[Data listing]
--- begin ---

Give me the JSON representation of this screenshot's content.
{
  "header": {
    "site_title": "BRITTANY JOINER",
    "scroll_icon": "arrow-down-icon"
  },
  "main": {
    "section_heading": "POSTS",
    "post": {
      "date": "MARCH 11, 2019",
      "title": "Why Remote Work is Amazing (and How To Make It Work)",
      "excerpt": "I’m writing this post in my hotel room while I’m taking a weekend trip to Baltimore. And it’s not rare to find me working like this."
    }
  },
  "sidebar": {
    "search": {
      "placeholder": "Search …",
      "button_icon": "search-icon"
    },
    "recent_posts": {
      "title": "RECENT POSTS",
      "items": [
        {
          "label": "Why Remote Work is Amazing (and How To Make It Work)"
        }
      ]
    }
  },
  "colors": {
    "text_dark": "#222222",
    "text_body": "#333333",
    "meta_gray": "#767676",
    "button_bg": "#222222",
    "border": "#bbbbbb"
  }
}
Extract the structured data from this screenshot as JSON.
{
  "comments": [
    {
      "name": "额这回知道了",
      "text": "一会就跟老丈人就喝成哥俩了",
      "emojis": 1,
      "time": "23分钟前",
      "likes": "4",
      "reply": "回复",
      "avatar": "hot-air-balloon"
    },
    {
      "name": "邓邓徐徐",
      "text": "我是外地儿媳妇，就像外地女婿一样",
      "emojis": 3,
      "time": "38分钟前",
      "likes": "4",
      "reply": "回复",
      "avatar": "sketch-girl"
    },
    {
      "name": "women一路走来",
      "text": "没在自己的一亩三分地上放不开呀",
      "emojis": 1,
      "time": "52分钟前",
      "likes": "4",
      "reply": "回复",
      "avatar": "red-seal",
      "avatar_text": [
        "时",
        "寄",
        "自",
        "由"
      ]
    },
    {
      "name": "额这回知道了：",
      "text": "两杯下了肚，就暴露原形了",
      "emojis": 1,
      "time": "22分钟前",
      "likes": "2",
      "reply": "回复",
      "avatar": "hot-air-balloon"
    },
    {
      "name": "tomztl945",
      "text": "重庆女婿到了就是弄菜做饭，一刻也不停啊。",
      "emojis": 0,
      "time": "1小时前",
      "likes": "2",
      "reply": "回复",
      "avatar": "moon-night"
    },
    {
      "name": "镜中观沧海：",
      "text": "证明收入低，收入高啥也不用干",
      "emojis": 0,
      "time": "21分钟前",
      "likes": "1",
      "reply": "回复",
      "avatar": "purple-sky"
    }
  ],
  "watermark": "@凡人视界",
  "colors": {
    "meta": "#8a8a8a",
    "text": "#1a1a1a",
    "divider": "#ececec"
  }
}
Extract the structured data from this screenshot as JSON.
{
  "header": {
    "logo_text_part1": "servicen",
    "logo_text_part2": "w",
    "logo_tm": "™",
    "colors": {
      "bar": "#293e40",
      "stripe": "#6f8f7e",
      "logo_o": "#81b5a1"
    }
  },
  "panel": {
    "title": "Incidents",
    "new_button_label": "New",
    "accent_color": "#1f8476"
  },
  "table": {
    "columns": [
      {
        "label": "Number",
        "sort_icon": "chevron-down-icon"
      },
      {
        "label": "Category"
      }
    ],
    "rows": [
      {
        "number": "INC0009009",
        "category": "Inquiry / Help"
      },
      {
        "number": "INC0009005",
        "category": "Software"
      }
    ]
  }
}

--- end ---

> **EXERCISE BRIEF**:
Quote the listing in full, please, keeping every line exact.

> **REPLY**:
Give me the JSON representation of this screenshot's content.
{
  "header": {
    "site_title": "BRITTANY JOINER",
    "scroll_icon": "arrow-down-icon"
  },
  "main": {
    "section_heading": "POSTS",
    "post": {
      "date": "MARCH 11, 2019",
      "title": "Why Remote Work is Amazing (and How To Make It Work)",
      "excerpt": "I’m writing this post in my hotel room while I’m taking a weekend trip to Baltimore. And it’s not rare to find me working like this."
    }
  },
  "sidebar": {
    "search": {
      "placeholder": "Search …",
      "button_icon": "search-icon"
    },
    "recent_posts": {
      "title": "RECENT POSTS",
      "items": [
        {
          "label": "Why Remote Work is Amazing (and How To Make It Work)"
        }
      ]
    }
  },
  "colors": {
    "text_dark": "#222222",
    "text_body": "#333333",
    "meta_gray": "#767676",
    "button_bg": "#222222",
    "border": "#bbbbbb"
  }
}
Extract the structured data from this screenshot as JSON.
{
  "comments": [
    {
      "name": "额这回知道了",
      "text": "一会就跟老丈人就喝成哥俩了",
      "emojis": 1,
      "time": "23分钟前",
      "likes": "4",
      "reply": "回复",
      "avatar": "hot-air-balloon"
    },
    {
      "name": "邓邓徐徐",
      "text": "我是外地儿媳妇，就像外地女婿一样",
      "emojis": 3,
      "time": "38分钟前",
      "likes": "4",
      "reply": "回复",
      "avatar": "sketch-girl"
    },
    {
      "name": "women一路走来",
      "text": "没在自己的一亩三分地上放不开呀",
      "emojis": 1,
      "time": "52分钟前",
      "likes": "4",
      "reply": "回复",
      "avatar": "red-seal",
      "avatar_text": [
        "时",
        "寄",
        "自",
        "由"
      ]
    },
    {
      "name": "额这回知道了：",
      "text": "两杯下了肚，就暴露原形了",
      "emojis": 1,
      "time": "22分钟前",
      "likes": "2",
      "reply": "回复",
      "avatar": "hot-air-balloon"
    },
    {
      "name": "tomztl945",
      "text": "重庆女婿到了就是弄菜做饭，一刻也不停啊。",
      "emojis": 0,
      "time": "1小时前",
      "likes": "2",
      "reply": "回复",
      "avatar": "moon-night"
    },
    {
      "name": "镜中观沧海：",
      "text": "证明收入低，收入高啥也不用干",
      "emojis": 0,
      "time": "21分钟前",
      "likes": "1",
      "reply": "回复",
      "avatar": "purple-sky"
    }
  ],
  "watermark": "@凡人视界",
  "colors": {
    "meta": "#8a8a8a",
    "text": "#1a1a1a",
    "divider": "#ececec"
  }
}
Extract the structured data from this screenshot as JSON.
{
  "header": {
    "logo_text_part1": "servicen",
    "logo_text_part2": "w",
    "logo_tm": "™",
    "colors": {
      "bar": "#293e40",
      "stripe": "#6f8f7e",
      "logo_o": "#81b5a1"
    }
  },
  "panel": {
    "title": "Incidents",
    "new_button_label": "New",
    "accent_color": "#1f8476"
  },
  "table": {
    "columns": [
      {
        "label": "Number",
        "sort_icon": "chevron-down-icon"
      },
      {
        "label": "Category"
      }
    ],
    "rows": [
      {
        "number": "INC0009009",
        "category": "Inquiry / Help"
      },
      {
        "number": "INC0009005",
        "category": "Software"
      }
    ]
  }
}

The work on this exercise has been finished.